━━ Material
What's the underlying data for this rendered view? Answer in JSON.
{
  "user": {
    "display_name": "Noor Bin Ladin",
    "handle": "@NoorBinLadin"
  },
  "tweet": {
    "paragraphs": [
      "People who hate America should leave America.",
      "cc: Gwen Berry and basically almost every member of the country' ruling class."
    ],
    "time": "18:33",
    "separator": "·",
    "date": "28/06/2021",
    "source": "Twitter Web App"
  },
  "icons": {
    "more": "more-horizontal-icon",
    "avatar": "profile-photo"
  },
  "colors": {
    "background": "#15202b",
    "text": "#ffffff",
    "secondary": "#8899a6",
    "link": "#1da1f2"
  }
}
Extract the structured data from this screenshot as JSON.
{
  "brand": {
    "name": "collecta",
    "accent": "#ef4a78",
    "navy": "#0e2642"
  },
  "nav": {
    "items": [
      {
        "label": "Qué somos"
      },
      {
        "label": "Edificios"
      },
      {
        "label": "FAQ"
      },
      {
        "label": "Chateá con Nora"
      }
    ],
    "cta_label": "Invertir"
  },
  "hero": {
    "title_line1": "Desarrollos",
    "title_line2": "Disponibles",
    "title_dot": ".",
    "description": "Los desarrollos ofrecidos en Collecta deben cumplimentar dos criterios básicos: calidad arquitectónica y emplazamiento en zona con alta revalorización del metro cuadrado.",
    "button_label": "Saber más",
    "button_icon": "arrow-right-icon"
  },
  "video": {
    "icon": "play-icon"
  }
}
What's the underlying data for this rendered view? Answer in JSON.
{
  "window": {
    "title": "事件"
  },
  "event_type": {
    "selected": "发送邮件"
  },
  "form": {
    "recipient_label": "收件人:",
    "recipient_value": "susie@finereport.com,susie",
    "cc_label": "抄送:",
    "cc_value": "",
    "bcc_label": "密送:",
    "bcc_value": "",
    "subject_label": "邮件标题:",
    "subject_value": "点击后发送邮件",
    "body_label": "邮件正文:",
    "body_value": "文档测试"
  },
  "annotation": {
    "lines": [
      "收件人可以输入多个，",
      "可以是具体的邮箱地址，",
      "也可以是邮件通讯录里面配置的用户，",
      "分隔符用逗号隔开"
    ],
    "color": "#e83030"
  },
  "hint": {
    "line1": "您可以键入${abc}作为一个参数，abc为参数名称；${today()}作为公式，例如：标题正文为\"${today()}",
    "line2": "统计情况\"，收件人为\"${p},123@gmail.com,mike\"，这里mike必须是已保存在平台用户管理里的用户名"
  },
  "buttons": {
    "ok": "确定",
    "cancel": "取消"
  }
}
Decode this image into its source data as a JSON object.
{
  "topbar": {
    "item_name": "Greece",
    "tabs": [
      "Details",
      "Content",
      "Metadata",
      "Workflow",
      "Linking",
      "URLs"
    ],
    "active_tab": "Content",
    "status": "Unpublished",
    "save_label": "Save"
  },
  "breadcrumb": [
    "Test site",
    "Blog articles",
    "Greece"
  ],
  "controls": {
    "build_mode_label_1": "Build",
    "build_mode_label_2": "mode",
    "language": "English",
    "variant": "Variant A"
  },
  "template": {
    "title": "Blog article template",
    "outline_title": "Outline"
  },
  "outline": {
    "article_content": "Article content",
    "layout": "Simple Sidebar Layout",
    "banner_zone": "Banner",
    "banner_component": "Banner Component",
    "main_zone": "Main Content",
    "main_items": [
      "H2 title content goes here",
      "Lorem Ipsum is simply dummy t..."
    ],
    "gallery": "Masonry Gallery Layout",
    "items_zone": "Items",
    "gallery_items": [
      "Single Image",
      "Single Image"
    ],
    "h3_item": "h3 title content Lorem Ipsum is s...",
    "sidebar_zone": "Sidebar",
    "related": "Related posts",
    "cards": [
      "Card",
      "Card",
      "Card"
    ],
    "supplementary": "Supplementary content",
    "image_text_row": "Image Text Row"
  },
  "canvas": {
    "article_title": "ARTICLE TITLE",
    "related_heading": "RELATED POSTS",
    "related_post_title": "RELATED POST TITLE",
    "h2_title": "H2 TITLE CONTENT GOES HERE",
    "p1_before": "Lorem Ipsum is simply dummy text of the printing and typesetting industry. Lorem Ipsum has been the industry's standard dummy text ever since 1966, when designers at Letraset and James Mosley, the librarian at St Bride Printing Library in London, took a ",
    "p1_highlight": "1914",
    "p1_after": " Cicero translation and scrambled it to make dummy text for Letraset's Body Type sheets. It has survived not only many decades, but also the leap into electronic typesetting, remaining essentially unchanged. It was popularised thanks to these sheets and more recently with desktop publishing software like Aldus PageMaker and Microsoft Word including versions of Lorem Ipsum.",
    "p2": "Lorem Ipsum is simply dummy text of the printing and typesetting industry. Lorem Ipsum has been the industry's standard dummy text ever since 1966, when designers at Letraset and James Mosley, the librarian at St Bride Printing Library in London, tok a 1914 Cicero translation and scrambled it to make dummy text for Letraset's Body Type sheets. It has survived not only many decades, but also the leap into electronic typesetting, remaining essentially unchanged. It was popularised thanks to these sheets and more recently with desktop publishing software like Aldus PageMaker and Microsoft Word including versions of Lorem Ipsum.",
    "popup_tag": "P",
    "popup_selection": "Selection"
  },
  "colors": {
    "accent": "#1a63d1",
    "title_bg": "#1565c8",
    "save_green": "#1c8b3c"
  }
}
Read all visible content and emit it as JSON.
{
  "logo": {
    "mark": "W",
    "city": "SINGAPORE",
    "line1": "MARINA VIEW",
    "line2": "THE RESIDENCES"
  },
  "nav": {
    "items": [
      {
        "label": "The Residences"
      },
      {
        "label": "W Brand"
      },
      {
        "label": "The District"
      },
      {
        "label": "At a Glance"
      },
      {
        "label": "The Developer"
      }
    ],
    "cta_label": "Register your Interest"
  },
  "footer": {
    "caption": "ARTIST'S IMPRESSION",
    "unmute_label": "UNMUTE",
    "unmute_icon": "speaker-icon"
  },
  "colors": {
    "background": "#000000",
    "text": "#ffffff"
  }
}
━━━━
- **What you are asked to do**
Reproduce all of the data exactly as given.

- **Problem solution**
What's the underlying data for this rendered view? Answer in JSON.
{
  "user": {
    "display_name": "Noor Bin Ladin",
    "handle": "@NoorBinLadin"
  },
  "tweet": {
    "paragraphs": [
      "People who hate America should leave America.",
      "cc: Gwen Berry and basically almost every member of the country' ruling class."
    ],
    "time": "18:33",
    "separator": "·",
    "date": "28/06/2021",
    "source": "Twitter Web App"
  },
  "icons": {
    "more": "more-horizontal-icon",
    "avatar": "profile-photo"
  },
  "colors": {
    "background": "#15202b",
    "text": "#ffffff",
    "secondary": "#8899a6",
    "link": "#1da1f2"
  }
}
Extract the structured data from this screenshot as JSON.
{
  "brand": {
    "name": "collecta",
    "accent": "#ef4a78",
    "navy": "#0e2642"
  },
  "nav": {
    "items": [
      {
        "label": "Qué somos"
      },
      {
        "label": "Edificios"
      },
      {
        "label": "FAQ"
      },
      {
        "label": "Chateá con Nora"
      }
    ],
    "cta_label": "Invertir"
  },
  "hero": {
    "title_line1": "Desarrollos",
    "title_line2": "Disponibles",
    "title_dot": ".",
    "description": "Los desarrollos ofrecidos en Collecta deben cumplimentar dos criterios básicos: calidad arquitectónica y emplazamiento en zona con alta revalorización del metro cuadrado.",
    "button_label": "Saber más",
    "button_icon": "arrow-right-icon"
  },
  "video": {
    "icon": "play-icon"
  }
}
What's the underlying data for this rendered view? Answer in JSON.
{
  "window": {
    "title": "事件"
  },
  "event_type": {
    "selected": "发送邮件"
  },
  "form": {
    "recipient_label": "收件人:",
    "recipient_value": "susie@finereport.com,susie",
    "cc_label": "抄送:",
    "cc_value": "",
    "bcc_label": "密送:",
    "bcc_value": "",
    "subject_label": "邮件标题:",
    "subject_value": "点击后发送邮件",
    "body_label": "邮件正文:",
    "body_value": "文档测试"
  },
  "annotation": {
    "lines": [
      "收件人可以输入多个，",
      "可以是具体的邮箱地址，",
      "也可以是邮件通讯录里面配置的用户，",
      "分隔符用逗号隔开"
    ],
    "color": "#e83030"
  },
  "hint": {
    "line1": "您可以键入${abc}作为一个参数，abc为参数名称；${today()}作为公式，例如：标题正文为\"${today()}",
    "line2": "统计情况\"，收件人为\"${p},123@gmail.com,mike\"，这里mike必须是已保存在平台用户管理里的用户名"
  },
  "buttons": {
    "ok": "确定",
    "cancel": "取消"
  }
}
Decode this image into its source data as a JSON object.
{
  "topbar": {
    "item_name": "Greece",
    "tabs": [
      "Details",
      "Content",
      "Metadata",
      "Workflow",
      "Linking",
      "URLs"
    ],
    "active_tab": "Content",
    "status": "Unpublished",
    "save_label": "Save"
  },
  "breadcrumb": [
    "Test site",
    "Blog articles",
    "Greece"
  ],
  "controls": {
    "build_mode_label_1": "Build",
    "build_mode_label_2": "mode",
    "language": "English",
    "variant": "Variant A"
  },
  "template": {
    "title": "Blog article template",
    "outline_title": "Outline"
  },
  "outline": {
    "article_content": "Article content",
    "layout": "Simple Sidebar Layout",
    "banner_zone": "Banner",
    "banner_component": "Banner Component",
    "main_zone": "Main Content",
    "main_items": [
      "H2 title content goes here",
      "Lorem Ipsum is simply dummy t..."
    ],
    "gallery": "Masonry Gallery Layout",
    "items_zone": "Items",
    "gallery_items": [
      "Single Image",
      "Single Image"
    ],
    "h3_item": "h3 title content Lorem Ipsum is s...",
    "sidebar_zone": "Sidebar",
    "related": "Related posts",
    "cards": [
      "Card",
      "Card",
      "Card"
    ],
    "supplementary": "Supplementary content",
    "image_text_row": "Image Text Row"
  },
  "canvas": {
    "article_title": "ARTICLE TITLE",
    "related_heading": "RELATED POSTS",
    "related_post_title": "RELATED POST TITLE",
    "h2_title": "H2 TITLE CONTENT GOES HERE",
    "p1_before": "Lorem Ipsum is simply dummy text of the printing and typesetting industry. Lorem Ipsum has been the industry's standard dummy text ever since 1966, when designers at Letraset and James Mosley, the librarian at St Bride Printing Library in London, took a ",
    "p1_highlight": "1914",
    "p1_after": " Cicero translation and scrambled it to make dummy text for Letraset's Body Type sheets. It has survived not only many decades, but also the leap into electronic typesetting, remaining essentially unchanged. It was popularised thanks to these sheets and more recently with desktop publishing software like Aldus PageMaker and Microsoft Word including versions of Lorem Ipsum.",
    "p2": "Lorem Ipsum is simply dummy text of the printing and typesetting industry. Lorem Ipsum has been the industry's standard dummy text ever since 1966, when designers at Letraset and James Mosley, the librarian at St Bride Printing Library in London, tok a 1914 Cicero translation and scrambled it to make dummy text for Letraset's Body Type sheets. It has survived not only many decades, but also the leap into electronic typesetting, remaining essentially unchanged. It was popularised thanks to these sheets and more recently with desktop publishing software like Aldus PageMaker and Microsoft Word including versions of Lorem Ipsum.",
    "popup_tag": "P",
    "popup_selection": "Selection"
  },
  "colors": {
    "accent": "#1a63d1",
    "title_bg": "#1565c8",
    "save_green": "#1c8b3c"
  }
}
Read all visible content and emit it as JSON.
{
  "logo": {
    "mark": "W",
    "city": "SINGAPORE",
    "line1": "MARINA VIEW",
    "line2": "THE RESIDENCES"
  },
  "nav": {
    "items": [
      {
        "label": "The Residences"
      },
      {
        "label": "W Brand"
      },
      {
        "label": "The District"
      },
      {
        "label": "At a Glance"
      },
      {
        "label": "The Developer"
      }
    ],
    "cta_label": "Register your Interest"
  },
  "footer": {
    "caption": "ARTIST'S IMPRESSION",
    "unmute_label": "UNMUTE",
    "unmute_icon": "speaker-icon"
  },
  "colors": {
    "background": "#000000",
    "text": "#ffffff"
  }
}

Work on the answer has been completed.